Required work: Read the records below and copy each line that contains "content".

Rows from a figure dataset:
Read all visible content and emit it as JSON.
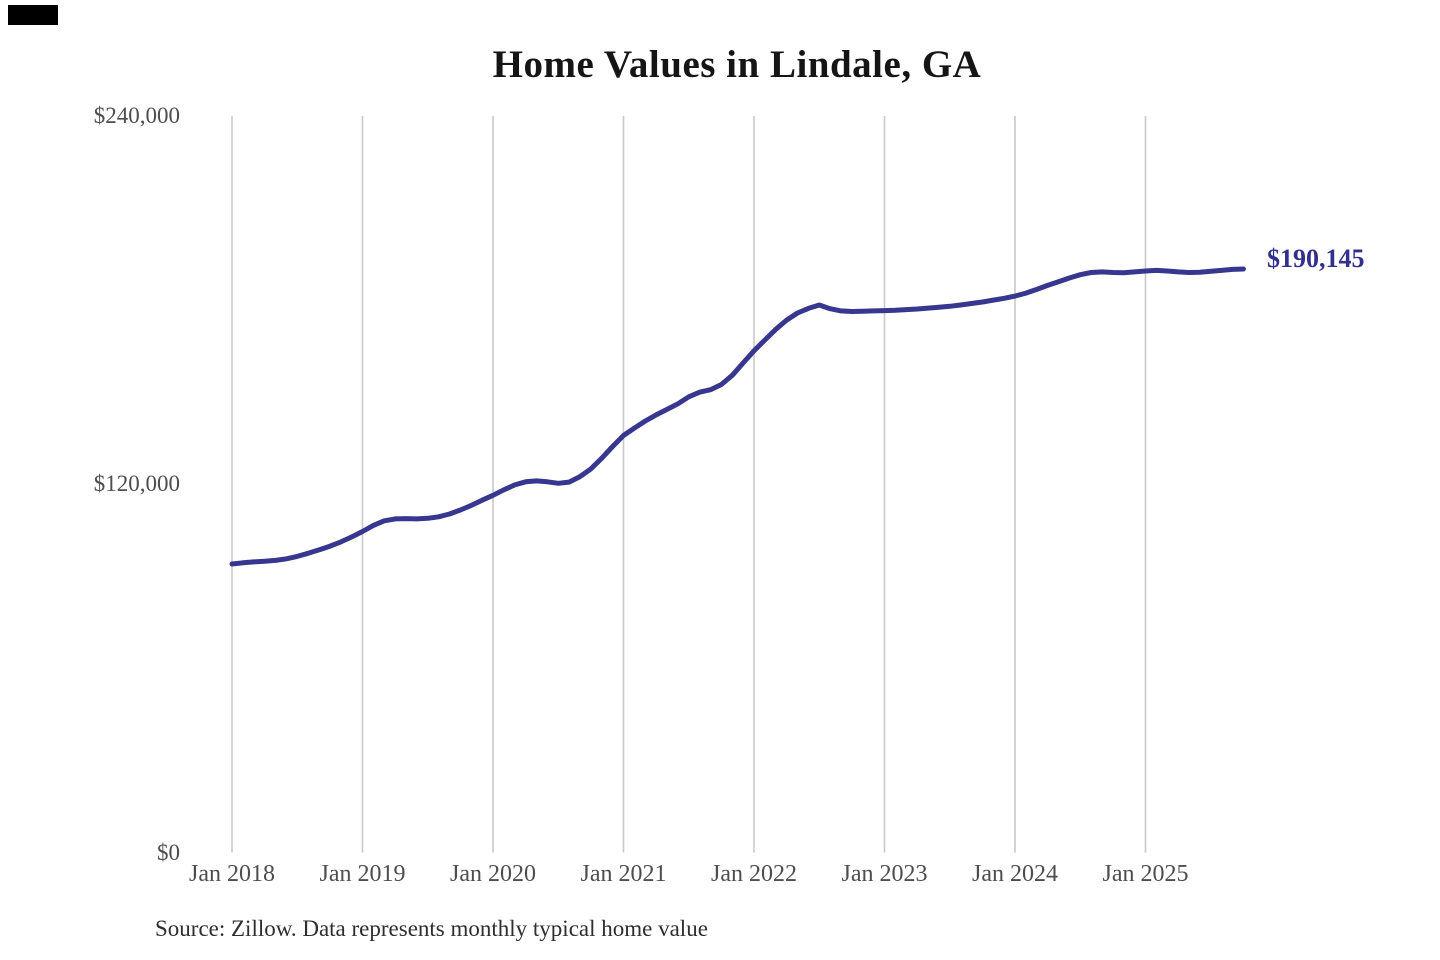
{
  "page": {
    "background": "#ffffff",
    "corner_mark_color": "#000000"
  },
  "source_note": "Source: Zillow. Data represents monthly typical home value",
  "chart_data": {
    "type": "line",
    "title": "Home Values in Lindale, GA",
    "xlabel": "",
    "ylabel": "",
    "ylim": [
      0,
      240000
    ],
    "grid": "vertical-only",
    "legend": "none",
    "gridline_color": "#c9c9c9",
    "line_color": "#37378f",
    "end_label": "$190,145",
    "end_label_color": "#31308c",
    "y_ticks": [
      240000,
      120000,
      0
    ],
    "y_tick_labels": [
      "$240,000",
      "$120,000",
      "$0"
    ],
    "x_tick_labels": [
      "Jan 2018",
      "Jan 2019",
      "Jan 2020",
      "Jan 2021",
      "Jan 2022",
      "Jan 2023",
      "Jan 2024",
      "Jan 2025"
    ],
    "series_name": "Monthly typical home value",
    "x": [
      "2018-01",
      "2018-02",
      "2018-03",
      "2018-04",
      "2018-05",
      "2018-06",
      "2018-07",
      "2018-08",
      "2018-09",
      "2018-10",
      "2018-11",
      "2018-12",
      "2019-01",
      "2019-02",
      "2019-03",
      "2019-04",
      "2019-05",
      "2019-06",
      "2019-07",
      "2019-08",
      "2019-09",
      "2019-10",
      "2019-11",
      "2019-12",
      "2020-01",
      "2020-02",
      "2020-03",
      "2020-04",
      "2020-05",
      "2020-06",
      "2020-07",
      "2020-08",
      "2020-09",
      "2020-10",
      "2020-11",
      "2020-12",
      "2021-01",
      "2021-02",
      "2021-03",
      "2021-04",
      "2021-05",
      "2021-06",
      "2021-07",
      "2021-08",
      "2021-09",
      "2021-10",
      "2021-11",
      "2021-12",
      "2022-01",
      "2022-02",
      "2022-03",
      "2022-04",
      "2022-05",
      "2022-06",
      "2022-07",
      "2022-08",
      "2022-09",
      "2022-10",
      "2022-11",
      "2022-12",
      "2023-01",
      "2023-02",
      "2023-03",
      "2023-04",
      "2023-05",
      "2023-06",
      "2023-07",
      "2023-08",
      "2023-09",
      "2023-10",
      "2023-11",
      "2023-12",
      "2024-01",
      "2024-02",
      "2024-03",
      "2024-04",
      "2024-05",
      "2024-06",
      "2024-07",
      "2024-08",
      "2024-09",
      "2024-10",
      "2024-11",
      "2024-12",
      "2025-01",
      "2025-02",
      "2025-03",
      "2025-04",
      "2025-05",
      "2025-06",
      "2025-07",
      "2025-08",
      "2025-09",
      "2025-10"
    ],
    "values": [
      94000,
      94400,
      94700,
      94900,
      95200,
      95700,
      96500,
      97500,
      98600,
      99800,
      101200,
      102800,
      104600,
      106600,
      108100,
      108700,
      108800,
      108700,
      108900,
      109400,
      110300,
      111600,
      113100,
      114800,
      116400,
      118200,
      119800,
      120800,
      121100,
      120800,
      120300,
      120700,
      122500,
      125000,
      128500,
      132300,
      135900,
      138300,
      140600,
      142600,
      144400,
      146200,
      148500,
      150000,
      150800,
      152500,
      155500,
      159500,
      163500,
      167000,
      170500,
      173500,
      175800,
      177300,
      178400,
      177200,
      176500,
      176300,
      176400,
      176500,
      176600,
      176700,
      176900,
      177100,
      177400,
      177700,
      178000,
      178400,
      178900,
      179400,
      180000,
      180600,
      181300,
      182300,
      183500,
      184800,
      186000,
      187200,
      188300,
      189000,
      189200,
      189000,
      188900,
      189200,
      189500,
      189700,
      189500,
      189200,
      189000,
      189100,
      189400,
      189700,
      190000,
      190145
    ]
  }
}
==
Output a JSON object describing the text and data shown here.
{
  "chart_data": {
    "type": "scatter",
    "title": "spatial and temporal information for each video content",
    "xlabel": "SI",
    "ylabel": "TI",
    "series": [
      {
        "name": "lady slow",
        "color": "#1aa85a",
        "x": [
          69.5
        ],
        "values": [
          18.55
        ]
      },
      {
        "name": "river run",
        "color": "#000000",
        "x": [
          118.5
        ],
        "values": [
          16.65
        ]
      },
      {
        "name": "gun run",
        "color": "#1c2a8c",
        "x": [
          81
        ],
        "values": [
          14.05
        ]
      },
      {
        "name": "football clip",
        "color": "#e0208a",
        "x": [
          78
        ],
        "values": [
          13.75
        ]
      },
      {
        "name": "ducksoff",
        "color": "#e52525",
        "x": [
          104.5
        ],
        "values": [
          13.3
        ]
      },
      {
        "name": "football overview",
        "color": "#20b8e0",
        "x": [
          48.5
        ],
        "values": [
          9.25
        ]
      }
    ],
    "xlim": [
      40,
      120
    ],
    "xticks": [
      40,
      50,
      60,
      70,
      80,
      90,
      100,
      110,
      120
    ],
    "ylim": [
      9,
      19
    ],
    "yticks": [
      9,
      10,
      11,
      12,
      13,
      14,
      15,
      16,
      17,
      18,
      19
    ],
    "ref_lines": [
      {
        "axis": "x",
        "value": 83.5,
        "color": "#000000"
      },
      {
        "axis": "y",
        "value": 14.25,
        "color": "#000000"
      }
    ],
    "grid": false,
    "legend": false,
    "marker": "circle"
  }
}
...
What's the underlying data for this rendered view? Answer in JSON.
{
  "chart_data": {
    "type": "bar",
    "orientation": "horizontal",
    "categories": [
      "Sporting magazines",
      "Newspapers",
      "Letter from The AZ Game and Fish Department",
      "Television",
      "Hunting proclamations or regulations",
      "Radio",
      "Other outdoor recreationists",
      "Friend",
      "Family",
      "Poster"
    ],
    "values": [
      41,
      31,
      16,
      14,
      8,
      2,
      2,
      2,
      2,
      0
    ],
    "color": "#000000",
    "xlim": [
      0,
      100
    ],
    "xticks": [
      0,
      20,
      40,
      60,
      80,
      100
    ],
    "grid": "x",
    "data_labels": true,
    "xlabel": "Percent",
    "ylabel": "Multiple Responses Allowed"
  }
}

Completed task:
Read all visible content and emit it as JSON.
    "title": "spatial and temporal information for each video content",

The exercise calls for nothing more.